- [OBJECTIVE]: Without the pictures, give the entries below again exactly as written.

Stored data
>>>

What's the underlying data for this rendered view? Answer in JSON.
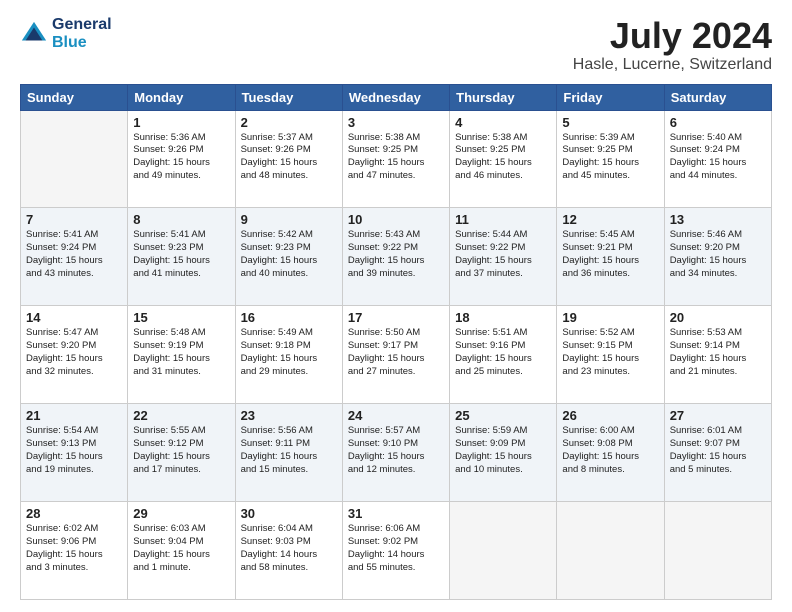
{
  "header": {
    "logo_line1": "General",
    "logo_line2": "Blue",
    "title": "July 2024",
    "subtitle": "Hasle, Lucerne, Switzerland"
  },
  "days_of_week": [
    "Sunday",
    "Monday",
    "Tuesday",
    "Wednesday",
    "Thursday",
    "Friday",
    "Saturday"
  ],
  "weeks": [
    {
      "shaded": false,
      "days": [
        {
          "number": "",
          "text": ""
        },
        {
          "number": "1",
          "text": "Sunrise: 5:36 AM\nSunset: 9:26 PM\nDaylight: 15 hours\nand 49 minutes."
        },
        {
          "number": "2",
          "text": "Sunrise: 5:37 AM\nSunset: 9:26 PM\nDaylight: 15 hours\nand 48 minutes."
        },
        {
          "number": "3",
          "text": "Sunrise: 5:38 AM\nSunset: 9:25 PM\nDaylight: 15 hours\nand 47 minutes."
        },
        {
          "number": "4",
          "text": "Sunrise: 5:38 AM\nSunset: 9:25 PM\nDaylight: 15 hours\nand 46 minutes."
        },
        {
          "number": "5",
          "text": "Sunrise: 5:39 AM\nSunset: 9:25 PM\nDaylight: 15 hours\nand 45 minutes."
        },
        {
          "number": "6",
          "text": "Sunrise: 5:40 AM\nSunset: 9:24 PM\nDaylight: 15 hours\nand 44 minutes."
        }
      ]
    },
    {
      "shaded": true,
      "days": [
        {
          "number": "7",
          "text": "Sunrise: 5:41 AM\nSunset: 9:24 PM\nDaylight: 15 hours\nand 43 minutes."
        },
        {
          "number": "8",
          "text": "Sunrise: 5:41 AM\nSunset: 9:23 PM\nDaylight: 15 hours\nand 41 minutes."
        },
        {
          "number": "9",
          "text": "Sunrise: 5:42 AM\nSunset: 9:23 PM\nDaylight: 15 hours\nand 40 minutes."
        },
        {
          "number": "10",
          "text": "Sunrise: 5:43 AM\nSunset: 9:22 PM\nDaylight: 15 hours\nand 39 minutes."
        },
        {
          "number": "11",
          "text": "Sunrise: 5:44 AM\nSunset: 9:22 PM\nDaylight: 15 hours\nand 37 minutes."
        },
        {
          "number": "12",
          "text": "Sunrise: 5:45 AM\nSunset: 9:21 PM\nDaylight: 15 hours\nand 36 minutes."
        },
        {
          "number": "13",
          "text": "Sunrise: 5:46 AM\nSunset: 9:20 PM\nDaylight: 15 hours\nand 34 minutes."
        }
      ]
    },
    {
      "shaded": false,
      "days": [
        {
          "number": "14",
          "text": "Sunrise: 5:47 AM\nSunset: 9:20 PM\nDaylight: 15 hours\nand 32 minutes."
        },
        {
          "number": "15",
          "text": "Sunrise: 5:48 AM\nSunset: 9:19 PM\nDaylight: 15 hours\nand 31 minutes."
        },
        {
          "number": "16",
          "text": "Sunrise: 5:49 AM\nSunset: 9:18 PM\nDaylight: 15 hours\nand 29 minutes."
        },
        {
          "number": "17",
          "text": "Sunrise: 5:50 AM\nSunset: 9:17 PM\nDaylight: 15 hours\nand 27 minutes."
        },
        {
          "number": "18",
          "text": "Sunrise: 5:51 AM\nSunset: 9:16 PM\nDaylight: 15 hours\nand 25 minutes."
        },
        {
          "number": "19",
          "text": "Sunrise: 5:52 AM\nSunset: 9:15 PM\nDaylight: 15 hours\nand 23 minutes."
        },
        {
          "number": "20",
          "text": "Sunrise: 5:53 AM\nSunset: 9:14 PM\nDaylight: 15 hours\nand 21 minutes."
        }
      ]
    },
    {
      "shaded": true,
      "days": [
        {
          "number": "21",
          "text": "Sunrise: 5:54 AM\nSunset: 9:13 PM\nDaylight: 15 hours\nand 19 minutes."
        },
        {
          "number": "22",
          "text": "Sunrise: 5:55 AM\nSunset: 9:12 PM\nDaylight: 15 hours\nand 17 minutes."
        },
        {
          "number": "23",
          "text": "Sunrise: 5:56 AM\nSunset: 9:11 PM\nDaylight: 15 hours\nand 15 minutes."
        },
        {
          "number": "24",
          "text": "Sunrise: 5:57 AM\nSunset: 9:10 PM\nDaylight: 15 hours\nand 12 minutes."
        },
        {
          "number": "25",
          "text": "Sunrise: 5:59 AM\nSunset: 9:09 PM\nDaylight: 15 hours\nand 10 minutes."
        },
        {
          "number": "26",
          "text": "Sunrise: 6:00 AM\nSunset: 9:08 PM\nDaylight: 15 hours\nand 8 minutes."
        },
        {
          "number": "27",
          "text": "Sunrise: 6:01 AM\nSunset: 9:07 PM\nDaylight: 15 hours\nand 5 minutes."
        }
      ]
    },
    {
      "shaded": false,
      "days": [
        {
          "number": "28",
          "text": "Sunrise: 6:02 AM\nSunset: 9:06 PM\nDaylight: 15 hours\nand 3 minutes."
        },
        {
          "number": "29",
          "text": "Sunrise: 6:03 AM\nSunset: 9:04 PM\nDaylight: 15 hours\nand 1 minute."
        },
        {
          "number": "30",
          "text": "Sunrise: 6:04 AM\nSunset: 9:03 PM\nDaylight: 14 hours\nand 58 minutes."
        },
        {
          "number": "31",
          "text": "Sunrise: 6:06 AM\nSunset: 9:02 PM\nDaylight: 14 hours\nand 55 minutes."
        },
        {
          "number": "",
          "text": ""
        },
        {
          "number": "",
          "text": ""
        },
        {
          "number": "",
          "text": ""
        }
      ]
    }
  ]
}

<<<

- [FINISHED ANSWER]:
What's the underlying data for this rendered view? Answer in JSON.
{
  "header": {
    "logo_line1": "General",
    "logo_line2": "Blue",
    "title": "July 2024",
    "subtitle": "Hasle, Lucerne, Switzerland"
  },
  "days_of_week": [
    "Sunday",
    "Monday",
    "Tuesday",
    "Wednesday",
    "Thursday",
    "Friday",
    "Saturday"
  ],
  "weeks": [
    {
      "shaded": false,
      "days": [
        {
          "number": "",
          "text": ""
        },
        {
          "number": "1",
          "text": "Sunrise: 5:36 AM\nSunset: 9:26 PM\nDaylight: 15 hours\nand 49 minutes."
        },
        {
          "number": "2",
          "text": "Sunrise: 5:37 AM\nSunset: 9:26 PM\nDaylight: 15 hours\nand 48 minutes."
        },
        {
          "number": "3",
          "text": "Sunrise: 5:38 AM\nSunset: 9:25 PM\nDaylight: 15 hours\nand 47 minutes."
        },
        {
          "number": "4",
          "text": "Sunrise: 5:38 AM\nSunset: 9:25 PM\nDaylight: 15 hours\nand 46 minutes."
        },
        {
          "number": "5",
          "text": "Sunrise: 5:39 AM\nSunset: 9:25 PM\nDaylight: 15 hours\nand 45 minutes."
        },
        {
          "number": "6",
          "text": "Sunrise: 5:40 AM\nSunset: 9:24 PM\nDaylight: 15 hours\nand 44 minutes."
        }
      ]
    },
    {
      "shaded": true,
      "days": [
        {
          "number": "7",
          "text": "Sunrise: 5:41 AM\nSunset: 9:24 PM\nDaylight: 15 hours\nand 43 minutes."
        },
        {
          "number": "8",
          "text": "Sunrise: 5:41 AM\nSunset: 9:23 PM\nDaylight: 15 hours\nand 41 minutes."
        },
        {
          "number": "9",
          "text": "Sunrise: 5:42 AM\nSunset: 9:23 PM\nDaylight: 15 hours\nand 40 minutes."
        },
        {
          "number": "10",
          "text": "Sunrise: 5:43 AM\nSunset: 9:22 PM\nDaylight: 15 hours\nand 39 minutes."
        },
        {
          "number": "11",
          "text": "Sunrise: 5:44 AM\nSunset: 9:22 PM\nDaylight: 15 hours\nand 37 minutes."
        },
        {
          "number": "12",
          "text": "Sunrise: 5:45 AM\nSunset: 9:21 PM\nDaylight: 15 hours\nand 36 minutes."
        },
        {
          "number": "13",
          "text": "Sunrise: 5:46 AM\nSunset: 9:20 PM\nDaylight: 15 hours\nand 34 minutes."
        }
      ]
    },
    {
      "shaded": false,
      "days": [
        {
          "number": "14",
          "text": "Sunrise: 5:47 AM\nSunset: 9:20 PM\nDaylight: 15 hours\nand 32 minutes."
        },
        {
          "number": "15",
          "text": "Sunrise: 5:48 AM\nSunset: 9:19 PM\nDaylight: 15 hours\nand 31 minutes."
        },
        {
          "number": "16",
          "text": "Sunrise: 5:49 AM\nSunset: 9:18 PM\nDaylight: 15 hours\nand 29 minutes."
        },
        {
          "number": "17",
          "text": "Sunrise: 5:50 AM\nSunset: 9:17 PM\nDaylight: 15 hours\nand 27 minutes."
        },
        {
          "number": "18",
          "text": "Sunrise: 5:51 AM\nSunset: 9:16 PM\nDaylight: 15 hours\nand 25 minutes."
        },
        {
          "number": "19",
          "text": "Sunrise: 5:52 AM\nSunset: 9:15 PM\nDaylight: 15 hours\nand 23 minutes."
        },
        {
          "number": "20",
          "text": "Sunrise: 5:53 AM\nSunset: 9:14 PM\nDaylight: 15 hours\nand 21 minutes."
        }
      ]
    },
    {
      "shaded": true,
      "days": [
        {
          "number": "21",
          "text": "Sunrise: 5:54 AM\nSunset: 9:13 PM\nDaylight: 15 hours\nand 19 minutes."
        },
        {
          "number": "22",
          "text": "Sunrise: 5:55 AM\nSunset: 9:12 PM\nDaylight: 15 hours\nand 17 minutes."
        },
        {
          "number": "23",
          "text": "Sunrise: 5:56 AM\nSunset: 9:11 PM\nDaylight: 15 hours\nand 15 minutes."
        },
        {
          "number": "24",
          "text": "Sunrise: 5:57 AM\nSunset: 9:10 PM\nDaylight: 15 hours\nand 12 minutes."
        },
        {
          "number": "25",
          "text": "Sunrise: 5:59 AM\nSunset: 9:09 PM\nDaylight: 15 hours\nand 10 minutes."
        },
        {
          "number": "26",
          "text": "Sunrise: 6:00 AM\nSunset: 9:08 PM\nDaylight: 15 hours\nand 8 minutes."
        },
        {
          "number": "27",
          "text": "Sunrise: 6:01 AM\nSunset: 9:07 PM\nDaylight: 15 hours\nand 5 minutes."
        }
      ]
    },
    {
      "shaded": false,
      "days": [
        {
          "number": "28",
          "text": "Sunrise: 6:02 AM\nSunset: 9:06 PM\nDaylight: 15 hours\nand 3 minutes."
        },
        {
          "number": "29",
          "text": "Sunrise: 6:03 AM\nSunset: 9:04 PM\nDaylight: 15 hours\nand 1 minute."
        },
        {
          "number": "30",
          "text": "Sunrise: 6:04 AM\nSunset: 9:03 PM\nDaylight: 14 hours\nand 58 minutes."
        },
        {
          "number": "31",
          "text": "Sunrise: 6:06 AM\nSunset: 9:02 PM\nDaylight: 14 hours\nand 55 minutes."
        },
        {
          "number": "",
          "text": ""
        },
        {
          "number": "",
          "text": ""
        },
        {
          "number": "",
          "text": ""
        }
      ]
    }
  ]
}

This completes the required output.